In the records below, locate the line containing "What's the underlying"; output that line and every following line through the last, exactly.

[START SUPPLIED MATERIAL]

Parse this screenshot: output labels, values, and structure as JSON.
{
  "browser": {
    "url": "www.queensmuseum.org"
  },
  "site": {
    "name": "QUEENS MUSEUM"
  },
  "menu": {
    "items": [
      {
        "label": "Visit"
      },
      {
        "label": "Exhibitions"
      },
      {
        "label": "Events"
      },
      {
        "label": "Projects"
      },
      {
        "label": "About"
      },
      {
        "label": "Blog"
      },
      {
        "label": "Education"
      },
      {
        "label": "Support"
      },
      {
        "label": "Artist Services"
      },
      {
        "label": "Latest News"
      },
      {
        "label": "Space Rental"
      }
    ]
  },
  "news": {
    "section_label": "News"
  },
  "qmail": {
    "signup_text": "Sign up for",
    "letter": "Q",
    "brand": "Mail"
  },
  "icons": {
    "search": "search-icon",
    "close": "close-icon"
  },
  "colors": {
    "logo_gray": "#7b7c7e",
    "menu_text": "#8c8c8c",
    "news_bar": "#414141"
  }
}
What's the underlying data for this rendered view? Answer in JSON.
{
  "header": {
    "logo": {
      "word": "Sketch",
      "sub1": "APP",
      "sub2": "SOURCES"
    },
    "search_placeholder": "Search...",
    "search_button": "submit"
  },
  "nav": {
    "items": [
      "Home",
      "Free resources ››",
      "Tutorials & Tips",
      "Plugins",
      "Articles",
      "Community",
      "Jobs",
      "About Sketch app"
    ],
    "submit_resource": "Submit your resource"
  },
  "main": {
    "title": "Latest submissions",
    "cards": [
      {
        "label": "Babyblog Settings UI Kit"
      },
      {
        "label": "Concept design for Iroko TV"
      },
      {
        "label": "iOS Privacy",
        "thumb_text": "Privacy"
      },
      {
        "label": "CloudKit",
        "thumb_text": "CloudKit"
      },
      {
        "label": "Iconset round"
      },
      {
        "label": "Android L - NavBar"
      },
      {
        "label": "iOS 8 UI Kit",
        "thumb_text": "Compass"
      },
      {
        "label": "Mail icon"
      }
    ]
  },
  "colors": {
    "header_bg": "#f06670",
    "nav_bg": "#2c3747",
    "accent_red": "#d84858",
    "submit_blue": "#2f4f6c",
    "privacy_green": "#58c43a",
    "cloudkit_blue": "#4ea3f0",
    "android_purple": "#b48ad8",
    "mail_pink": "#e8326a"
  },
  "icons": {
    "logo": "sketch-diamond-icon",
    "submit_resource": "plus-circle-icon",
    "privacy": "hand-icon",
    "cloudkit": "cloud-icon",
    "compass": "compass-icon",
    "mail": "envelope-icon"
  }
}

[END SUPPLIED MATERIAL]

**PROBLEM SOLUTION:**
What's the underlying data for this rendered view? Answer in JSON.
{
  "header": {
    "logo": {
      "word": "Sketch",
      "sub1": "APP",
      "sub2": "SOURCES"
    },
    "search_placeholder": "Search...",
    "search_button": "submit"
  },
  "nav": {
    "items": [
      "Home",
      "Free resources ››",
      "Tutorials & Tips",
      "Plugins",
      "Articles",
      "Community",
      "Jobs",
      "About Sketch app"
    ],
    "submit_resource": "Submit your resource"
  },
  "main": {
    "title": "Latest submissions",
    "cards": [
      {
        "label": "Babyblog Settings UI Kit"
      },
      {
        "label": "Concept design for Iroko TV"
      },
      {
        "label": "iOS Privacy",
        "thumb_text": "Privacy"
      },
      {
        "label": "CloudKit",
        "thumb_text": "CloudKit"
      },
      {
        "label": "Iconset round"
      },
      {
        "label": "Android L - NavBar"
      },
      {
        "label": "iOS 8 UI Kit",
        "thumb_text": "Compass"
      },
      {
        "label": "Mail icon"
      }
    ]
  },
  "colors": {
    "header_bg": "#f06670",
    "nav_bg": "#2c3747",
    "accent_red": "#d84858",
    "submit_blue": "#2f4f6c",
    "privacy_green": "#58c43a",
    "cloudkit_blue": "#4ea3f0",
    "android_purple": "#b48ad8",
    "mail_pink": "#e8326a"
  },
  "icons": {
    "logo": "sketch-diamond-icon",
    "submit_resource": "plus-circle-icon",
    "privacy": "hand-icon",
    "cloudkit": "cloud-icon",
    "compass": "compass-icon",
    "mail": "envelope-icon"
  }
}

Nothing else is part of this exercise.